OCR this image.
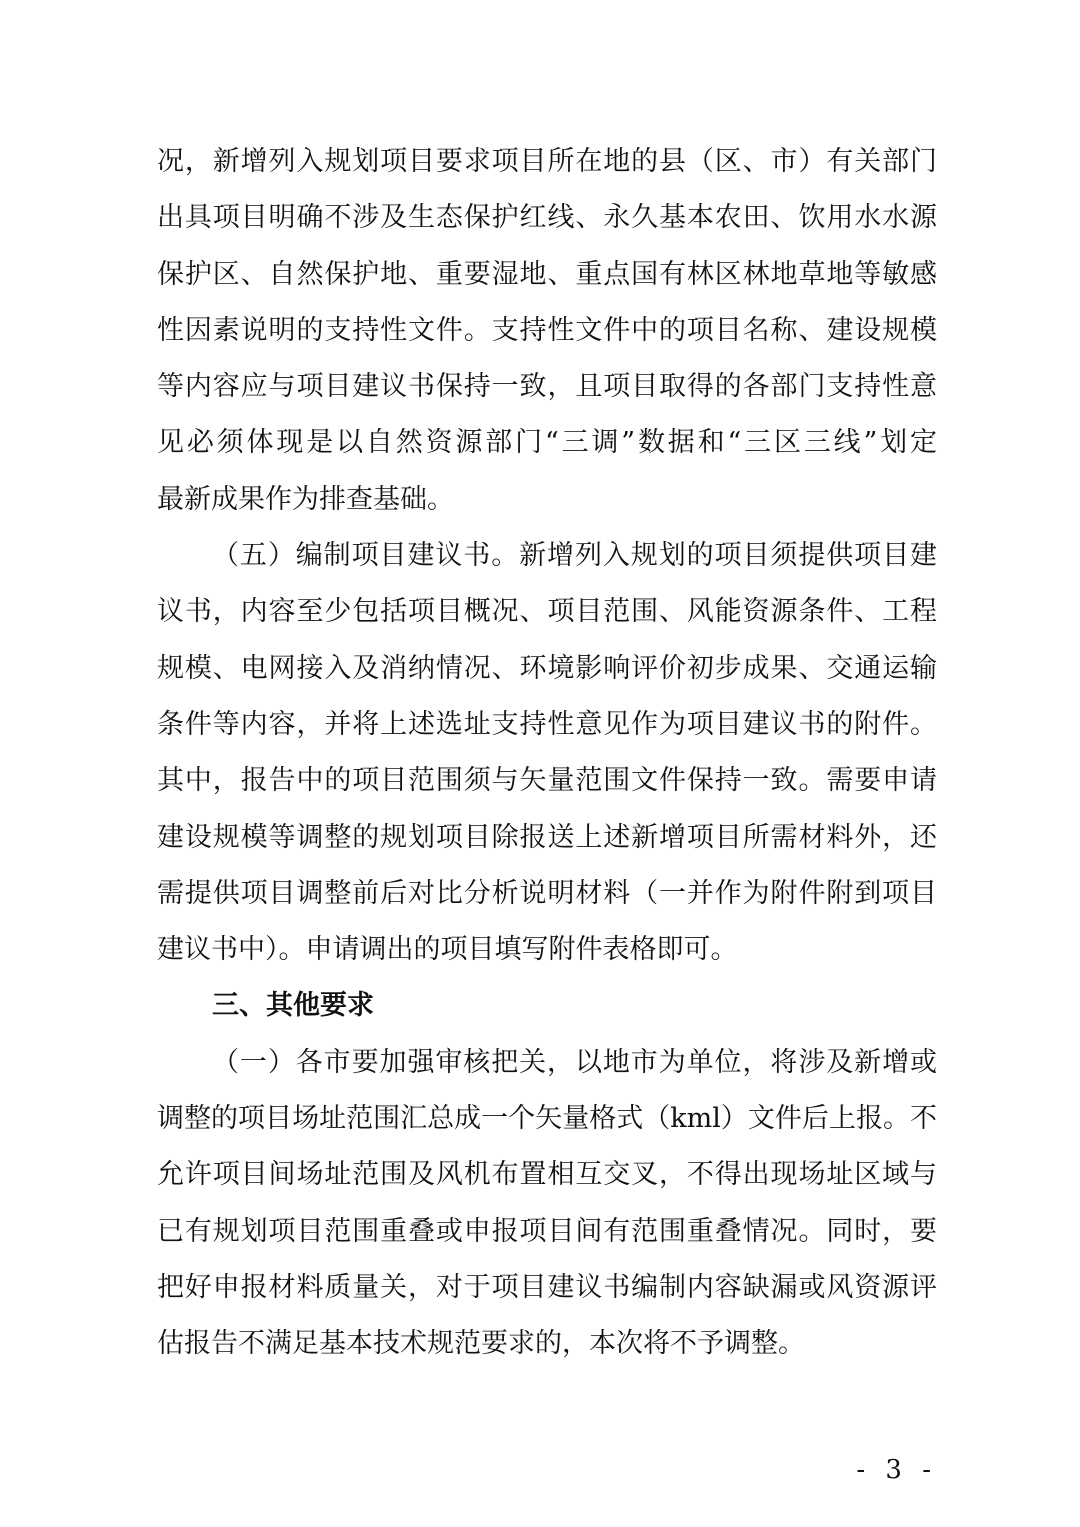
况，新增列入规划项目要求项目所在地的县（区、市）有关部门
出具项目明确不涉及生态保护红线、永久基本农田、饮用水水源
保护区、自然保护地、重要湿地、重点国有林区林地草地等敏感
性因素说明的支持性文件。支持性文件中的项目名称、建设规模
等内容应与项目建议书保持一致，且项目取得的各部门支持性意
见必须体现是以自然资源部门“三调”数据和“三区三线”划定
最新成果作为排查基础。
（五）编制项目建议书。新增列入规划的项目须提供项目建
议书，内容至少包括项目概况、项目范围、风能资源条件、工程
规模、电网接入及消纳情况、环境影响评价初步成果、交通运输
条件等内容，并将上述选址支持性意见作为项目建议书的附件。
其中，报告中的项目范围须与矢量范围文件保持一致。需要申请
建设规模等调整的规划项目除报送上述新增项目所需材料外，还
需提供项目调整前后对比分析说明材料（一并作为附件附到项目
建议书中）。申请调出的项目填写附件表格即可。
三、其他要求
（一）各市要加强审核把关，以地市为单位，将涉及新增或
调整的项目场址范围汇总成一个矢量格式（kml）文件后上报。不
允许项目间场址范围及风机布置相互交叉，不得出现场址区域与
已有规划项目范围重叠或申报项目间有范围重叠情况。同时，要
把好申报材料质量关，对于项目建议书编制内容缺漏或风资源评
估报告不满足基本技术规范要求的，本次将不予调整。
- 3 -
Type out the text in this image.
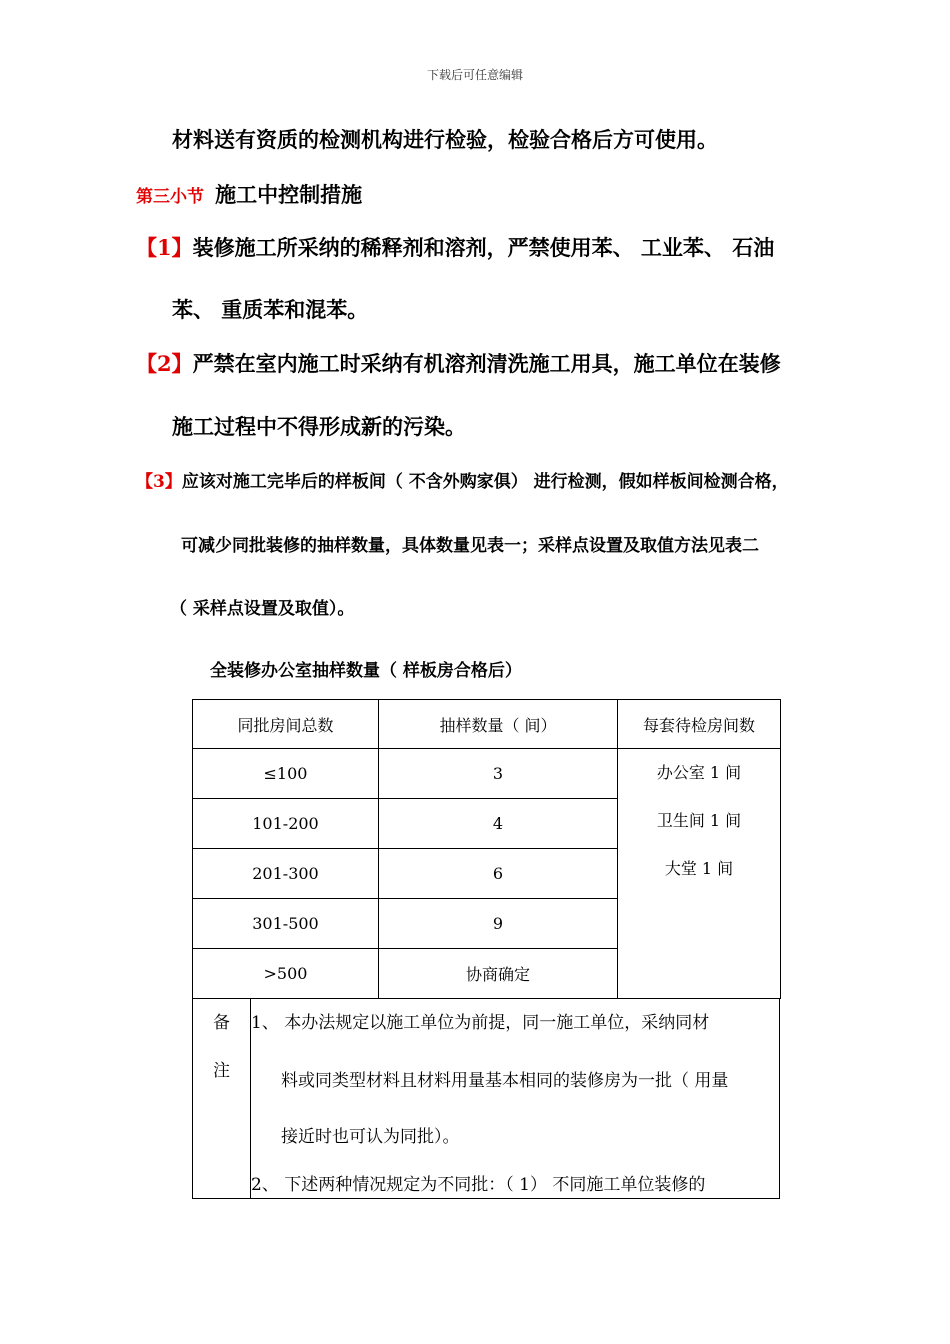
下载后可任意编辑
材料送有资质的检测机构进行检验，检验合格后方可使用。
第三小节 施工中控制措施
【1】装修施工所采纳的稀释剂和溶剂，严禁使用苯、 工业苯、 石油
苯、 重质苯和混苯。
【2】严禁在室内施工时采纳有机溶剂清洗施工用具，施工单位在装修
施工过程中不得形成新的污染。
【3】应该对施工完毕后的样板间（ 不含外购家俱） 进行检测，假如样板间检测合格，
可减少同批装修的抽样数量，具体数量见表一；采样点设置及取值方法见表二
（ 采样点设置及取值）。
全装修办公室抽样数量（ 样板房合格后）
同批房间总数	抽样数量（ 间）	每套待检房间数
≤100	3	办公室 1 间
卫生间 1 间
大堂 1 间

101-200	4	
201-300	6	
301-500	9	
>500	协商确定	
备
注
1、 本办法规定以施工单位为前提，同一施工单位，采纳同材
料或同类型材料且材料用量基本相同的装修房为一批（ 用量
接近时也可认为同批）。
2、 下述两种情况规定为不同批：（ 1） 不同施工单位装修的
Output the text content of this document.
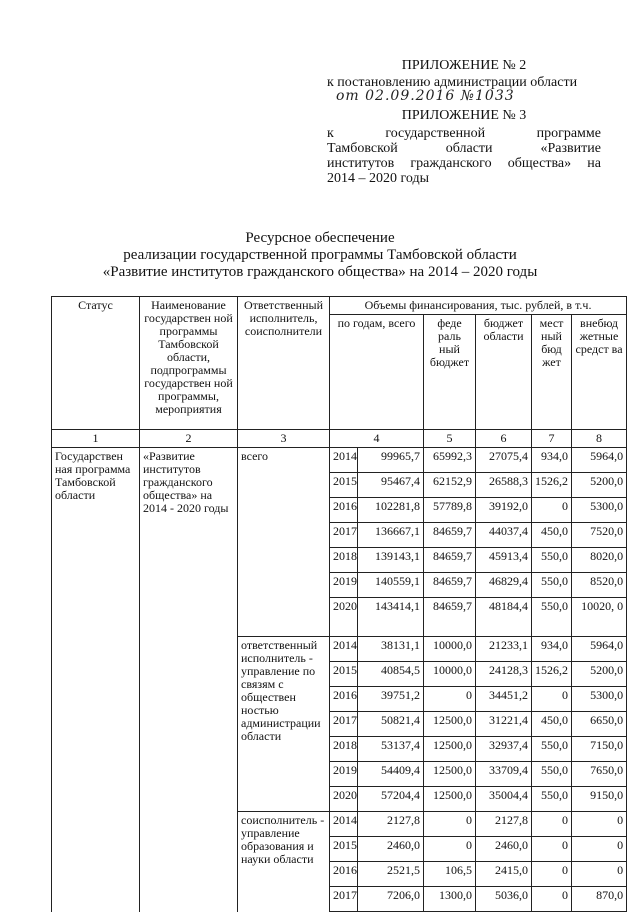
ПРИЛОЖЕНИЕ № 2
к постановлению администрации области
от 02.09.2016 №1033
ПРИЛОЖЕНИЕ № 3
к	государственной	программе
Тамбовской	области	«Развитие
институтов гражданского общества» на
2014 – 2020 годы
Ресурсное обеспечение
реализации государственной программы Тамбовской области
«Развитие институтов гражданского общества» на 2014 – 2020 годы
Статус	Наименование государствен ной программы Тамбовской области, подпрограммы государствен ной программы, мероприятия	Ответственный исполнитель, соисполнители	Объемы финансирования, тыс. рублей, в т.ч.					
			по годам, всего		феде раль ный бюджет	бюджет области	мест ный бюд жет	внебюд жетные средст ва
1	2	3	4		5	6	7	8
Государствен ная программа Тамбовской области	«Развитие институтов гражданского общества» на 2014 - 2020 годы	всего	2014	99965,7	65992,3	27075,4	934,0	5964,0
			2015	95467,4	62152,9	26588,3	1526,2	5200,0
			2016	102281,8	57789,8	39192,0	0	5300,0
			2017	136667,1	84659,7	44037,4	450,0	7520,0
			2018	139143,1	84659,7	45913,4	550,0	8020,0
			2019	140559,1	84659,7	46829,4	550,0	8520,0
			2020	143414,1	84659,7	48184,4	550,0	10020, 0
		ответственный исполнитель - управление по связям с обществен ностью администрации области	2014	38131,1	10000,0	21233,1	934,0	5964,0
			2015	40854,5	10000,0	24128,3	1526,2	5200,0
			2016	39751,2	0	34451,2	0	5300,0
			2017	50821,4	12500,0	31221,4	450,0	6650,0
			2018	53137,4	12500,0	32937,4	550,0	7150,0
			2019	54409,4	12500,0	33709,4	550,0	7650,0
			2020	57204,4	12500,0	35004,4	550,0	9150,0
		соисполнитель - управление образования и науки области	2014	2127,8	0	2127,8	0	0
			2015	2460,0	0	2460,0	0	0
			2016	2521,5	106,5	2415,0	0	0
			2017	7206,0	1300,0	5036,0	0	870,0
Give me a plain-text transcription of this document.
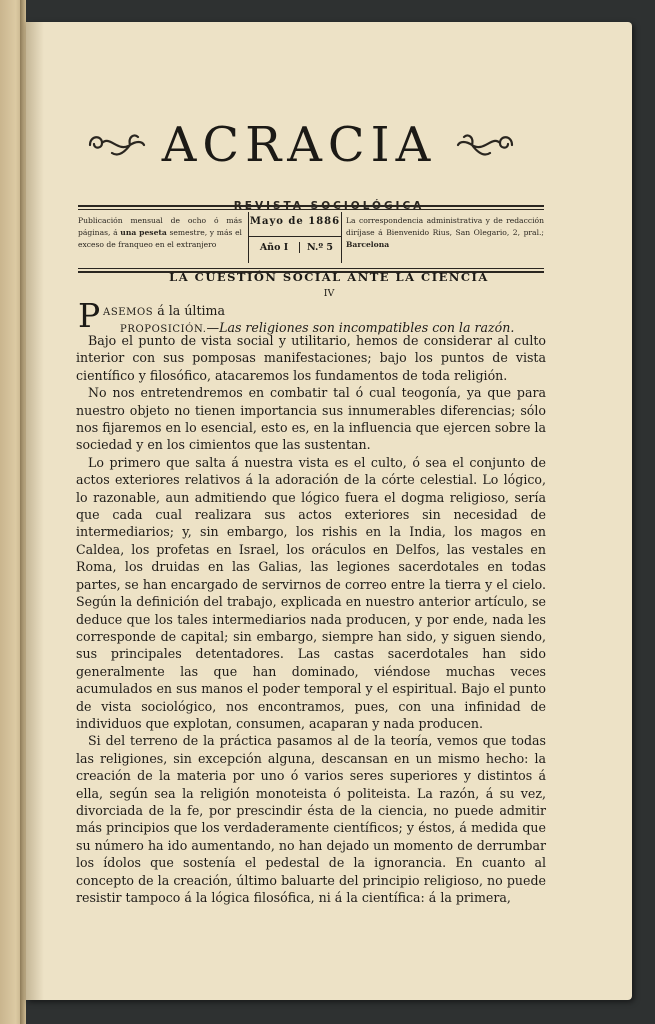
ACRACIA
REVISTA SOCIOLÓGICA
Publicación mensual de ocho ó más páginas, á una peseta semestre, y más el exceso de franqueo en el extranjero
Mayo de 1886
Año I	N.º 5
La correspondencia administrativa y de redacción diríjase á Bienvenido Rius, San Olegario, 2, pral.; Barcelona
LA CUESTIÓN SOCIAL ANTE LA CIENCIA
IV
P ASEMOS á la última
PROPOSICIÓN.—Las religiones son incompatibles con la razón.

Bajo el punto de vista social y utilitario, hemos de considerar al culto interior con sus pomposas manifestaciones; bajo los puntos de vista científico y filosófico, atacaremos los fundamentos de toda religión.

No nos entretendremos en combatir tal ó cual teogonía, ya que para nuestro objeto no tienen importancia sus innumerables diferencias; sólo nos fijaremos en lo esencial, esto es, en la influencia que ejercen sobre la sociedad y en los cimientos que las sustentan.

Lo primero que salta á nuestra vista es el culto, ó sea el conjunto de actos exteriores relativos á la adoración de la córte celestial. Lo lógico, lo razonable, aun admitiendo que lógico fuera el dogma religioso, sería que cada cual realizara sus actos exteriores sin necesidad de intermediarios; y, sin embargo, los rishis en la India, los magos en Caldea, los profetas en Israel, los oráculos en Delfos, las vestales en Roma, los druidas en las Galias, las legiones sacerdotales en todas partes, se han encargado de servirnos de correo entre la tierra y el cielo. Según la definición del trabajo, explicada en nuestro anterior artículo, se deduce que los tales intermediarios nada producen, y por ende, nada les corresponde de capital; sin embargo, siempre han sido, y siguen siendo, sus principales detentadores. Las castas sacerdotales han sido generalmente las que han dominado, viéndose muchas veces acumulados en sus manos el poder temporal y el espiritual. Bajo el punto de vista sociológico, nos encontramos, pues, con una infinidad de individuos que explotan, consumen, acaparan y nada producen.

Si del terreno de la práctica pasamos al de la teoría, vemos que todas las religiones, sin excepción alguna, descansan en un mismo hecho: la creación de la materia por uno ó varios seres superiores y distintos á ella, según sea la religión monoteista ó politeista. La razón, á su vez, divorciada de la fe, por prescindir ésta de la ciencia, no puede admitir más principios que los verdaderamente científicos; y éstos, á medida que su número ha ido aumentando, no han dejado un momento de derrumbar los ídolos que sostenía el pedestal de la ignorancia. En cuanto al concepto de la creación, último baluarte del principio religioso, no puede resistir tampoco á la lógica filosófica, ni á la científica: á la primera,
§
TO DO:
Select every line of the records holding the string "гражданского".

RESULT OF THIS TASK:
институтов гражданского общества» на
«Развитие институтов гражданского общества» на 2014 – 2020 годы
Государствен ная программа Тамбовской области	«Развитие институтов гражданского общества» на 2014 - 2020 годы	всего	2014	99965,7	65992,3	27075,4	934,0	5964,0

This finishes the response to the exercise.